[Text excerpt]
It is necessary then to consider s 32 of the Charter. It provides that:
32 Interpretation
(1) So far as it is possible to do so consistently with their purpose, all statutory provisions must be interpreted in a way that is compatible with human rights.
(2) International law and the judgments of domestic, foreign and international courts and tribunals relevant to a human right may be considered in interpreting a statutory provision.
(3) This section does not affect the validity of—
(a)an Act or provision of an Act that is incompatible with a human right; or
(b)a subordinate instrument or provision of a subordinate instrument that is incompatible with a human right and is empowered to be so by the Act under which it is made.

[Visual layout records]
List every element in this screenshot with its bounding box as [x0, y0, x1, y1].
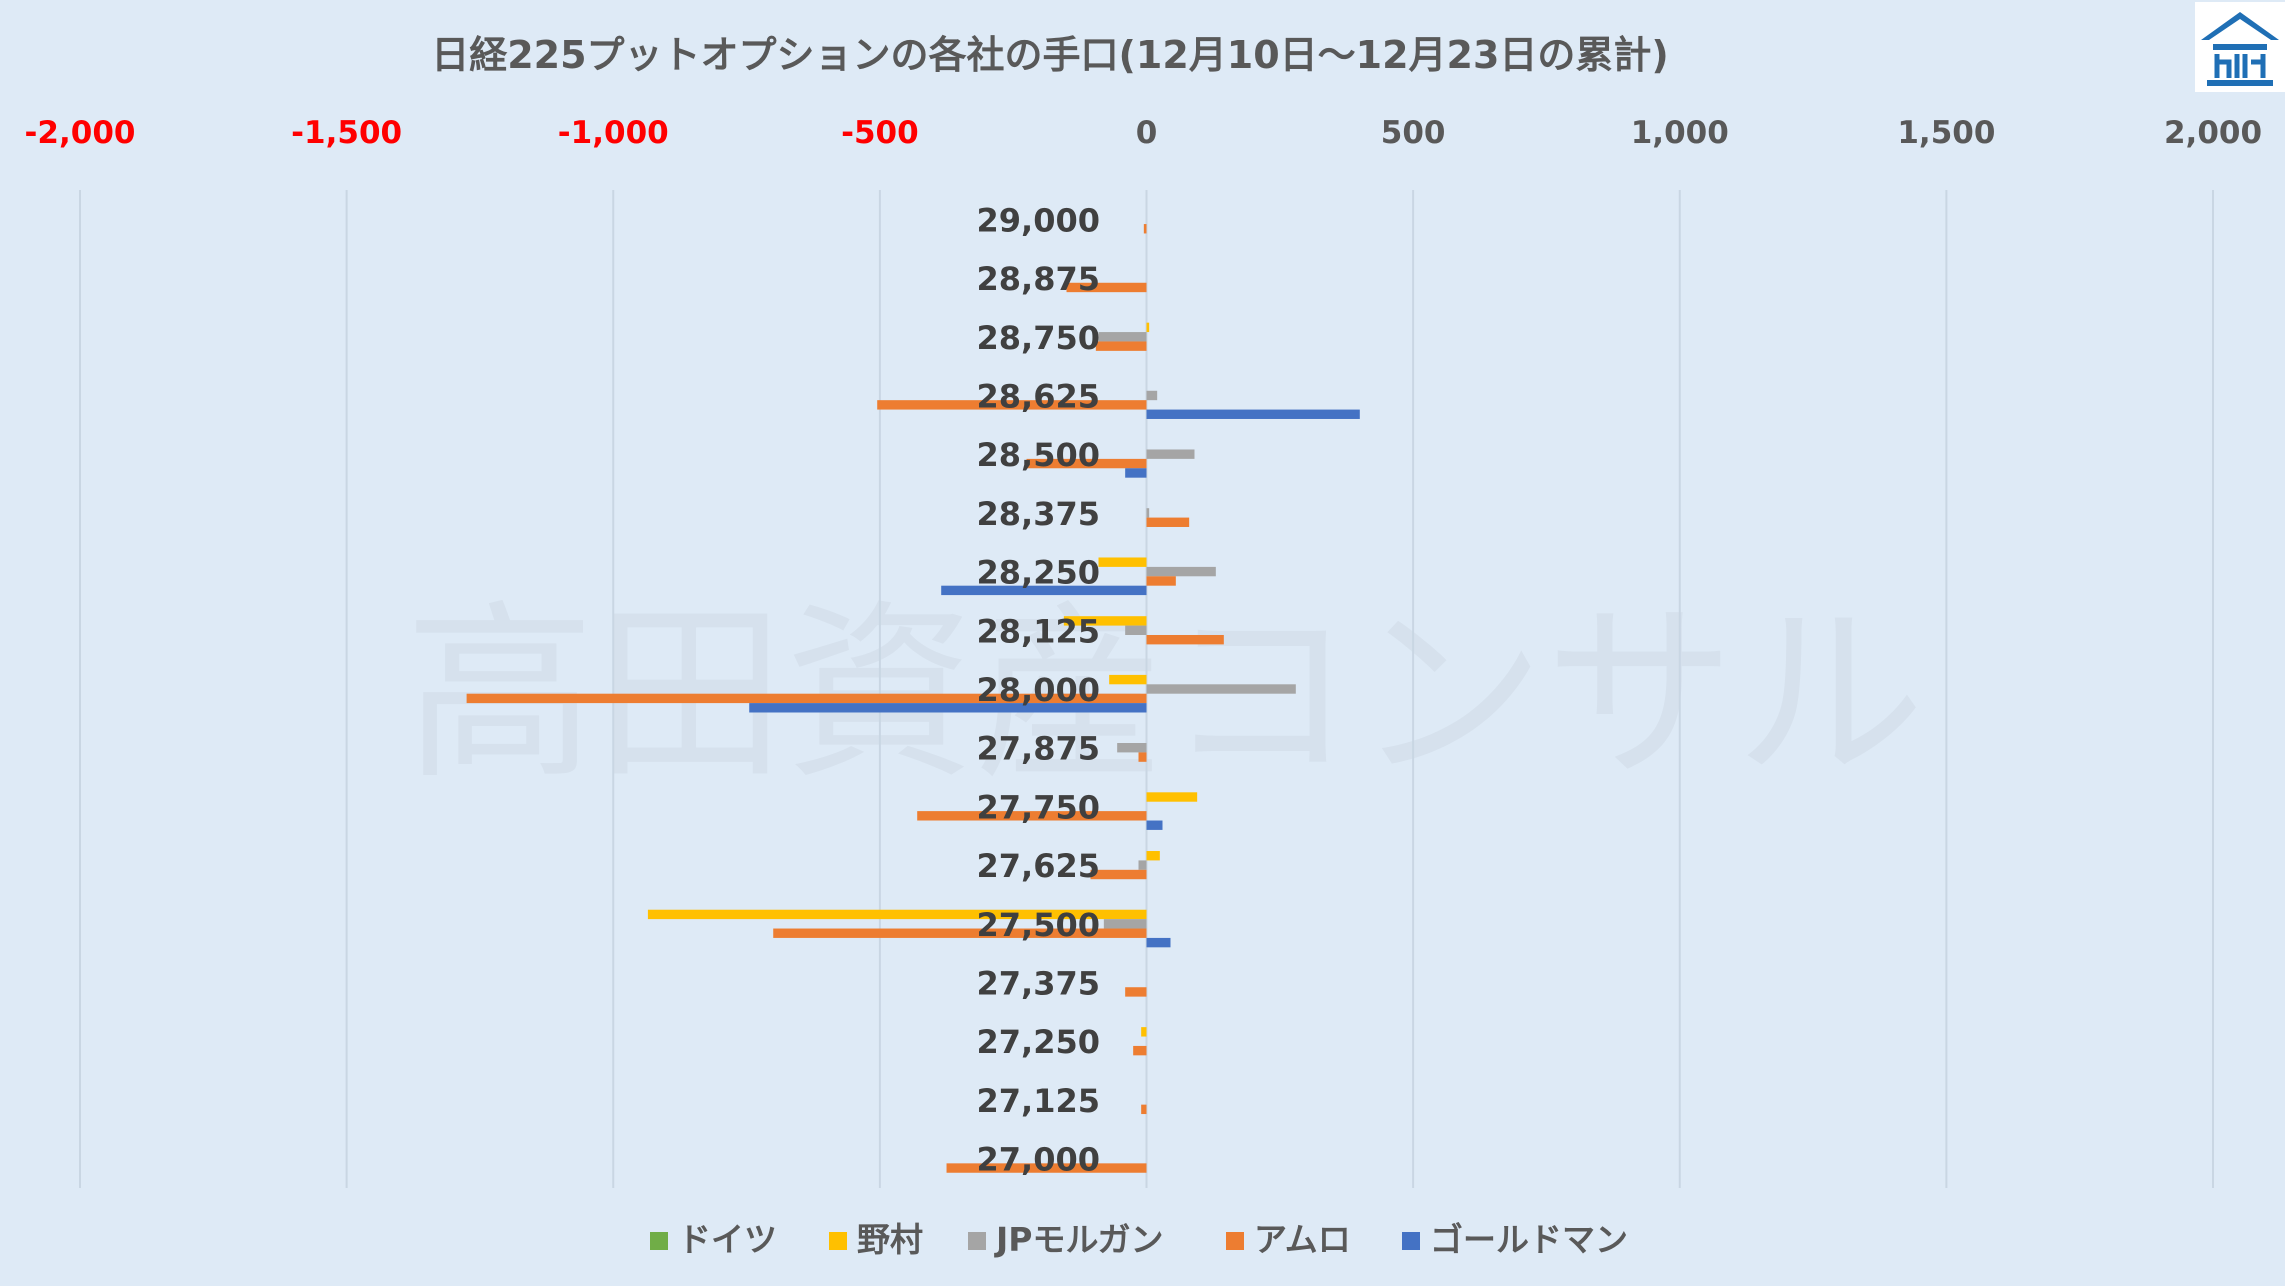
bar [1141, 1027, 1147, 1037]
x-tick-label: -1,500 [291, 115, 402, 151]
beam-icon [2213, 44, 2267, 50]
x-tick-label: 1,000 [1631, 115, 1729, 151]
bar [1138, 860, 1147, 870]
category-label: 27,875 [977, 730, 1100, 768]
bar [946, 1163, 1147, 1173]
bar [1146, 684, 1296, 694]
bar [1146, 851, 1160, 861]
bar [1125, 987, 1147, 997]
category-label: 29,000 [977, 201, 1100, 239]
bar [1098, 332, 1147, 342]
bar [1138, 752, 1147, 762]
category-label: 28,750 [977, 319, 1100, 357]
bar [1141, 1104, 1147, 1115]
bar [773, 928, 1147, 938]
bar [1090, 869, 1147, 880]
x-tick-label: 500 [1381, 115, 1446, 151]
category-label: 28,375 [977, 495, 1100, 533]
bar [1146, 937, 1171, 948]
bar [647, 909, 1147, 920]
category-label: 27,250 [977, 1023, 1100, 1061]
pillars-icon [2214, 54, 2266, 78]
bar [1103, 919, 1147, 929]
bar [1133, 1045, 1147, 1056]
x-tick-label: -500 [841, 115, 919, 151]
legend-swatch [1226, 1232, 1244, 1250]
chart-title: 日経225プットオプションの各社の手口(12月10日～12月23日の累計) [431, 33, 1669, 77]
bar [1146, 792, 1198, 802]
bar [1146, 517, 1190, 527]
legend-label: ドイツ [678, 1220, 777, 1259]
category-label: 27,500 [977, 906, 1100, 944]
x-tick-label: 2,000 [2164, 115, 2262, 151]
category-label: 28,625 [977, 377, 1100, 415]
bar [941, 585, 1147, 596]
logo [2195, 2, 2285, 92]
bar [1146, 566, 1216, 577]
bar [1125, 625, 1147, 635]
bar [1143, 224, 1147, 234]
legend-swatch [829, 1232, 847, 1250]
bar [1066, 282, 1147, 293]
bar [1146, 634, 1224, 645]
legend-swatch [650, 1232, 668, 1250]
bar [1117, 743, 1147, 753]
x-tick-label: -1,000 [558, 115, 669, 151]
bar [1109, 674, 1147, 685]
bar [1095, 341, 1147, 351]
legend-label: JPモルガン [994, 1220, 1163, 1259]
legend-label: 野村 [857, 1220, 923, 1259]
bar [749, 703, 1147, 713]
legend-swatch [968, 1232, 986, 1250]
bar [1026, 458, 1147, 469]
bar [877, 400, 1147, 410]
bar [917, 811, 1147, 821]
category-label: 27,000 [977, 1141, 1100, 1179]
x-tick-label: 0 [1136, 115, 1158, 151]
bar [1146, 508, 1150, 518]
category-label: 28,250 [977, 554, 1100, 592]
bar [1146, 449, 1195, 459]
base-icon [2207, 80, 2273, 86]
category-label: 27,375 [977, 965, 1100, 1003]
category-labels: 29,000 28,875 28,750 28,625 28,500 28,375 28,2… [977, 201, 1100, 1178]
bar [466, 693, 1147, 704]
category-label: 28,500 [977, 436, 1100, 474]
bar [1146, 322, 1150, 333]
bar [1098, 557, 1147, 567]
bar [1063, 616, 1147, 626]
x-tick-label: -2,000 [25, 115, 136, 151]
bar [1146, 576, 1176, 586]
grid [79, 190, 2214, 1188]
category-label: 28,875 [977, 260, 1100, 298]
bar [1146, 409, 1360, 419]
bars [466, 224, 1360, 1173]
bar [1146, 820, 1163, 830]
legend-swatch [1402, 1232, 1420, 1250]
category-label: 28,000 [977, 671, 1100, 709]
legend: ドイツ 野村 JPモルガン アムロ ゴールドマン [650, 1220, 1628, 1259]
category-label: 27,750 [977, 788, 1100, 826]
bar [1146, 390, 1158, 401]
bar [1125, 468, 1147, 478]
x-tick-label: 1,500 [1897, 115, 1995, 151]
category-label: 27,125 [977, 1082, 1100, 1120]
legend-label: ゴールドマン [1430, 1220, 1628, 1259]
category-label: 27,625 [977, 847, 1100, 885]
legend-label: アムロ [1254, 1220, 1351, 1259]
roof-icon [2201, 12, 2279, 40]
category-label: 28,125 [977, 612, 1100, 650]
x-axis: -2,000 -1,500 -1,000 -500 0 500 1,000 1,500 2,00… [25, 115, 2262, 151]
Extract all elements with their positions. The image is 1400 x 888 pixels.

[Written task 1]
Reproduce the Charter excerpt word for word from "It is necessary" to "it is made.".
[Written task 2]
Answer these questions using the Charter excerpt:
(a) What heading does section 32 carry?
(b) Under subsection (1), in what way must all statutory provisions be interpreted?
(c) Under subsection (2), besides international law, what may be considered in interpreting a statutory provision?
The items stand apart from the Charter excerpt and are separate material.

[Written reply 1]
It is necessary then to consider s 32 of the Charter. It provides that:
32 Interpretation
(1) So far as it is possible to do so consistently with their purpose, all statutory provisions must be interpreted in a way that is compatible with human rights.
(2) International law and the judgments of domestic, foreign and international courts and tribunals relevant to a human right may be considered in interpreting a statutory provision.
(3) This section does not affect the validity of—
(a)an Act or provision of an Act that is incompatible with a human right; or
(b)a subordinate instrument or provision of a subordinate instrument that is incompatible with a human right and is empowered to be so by the Act under which it is made.

[Written reply 2]
(a) Interpretation.
(b) In a way that is compatible with human rights, so far as it is possible to do so consistently with their purpose.
(c) The judgments of domestic, foreign and international courts and tribunals relevant to a human right.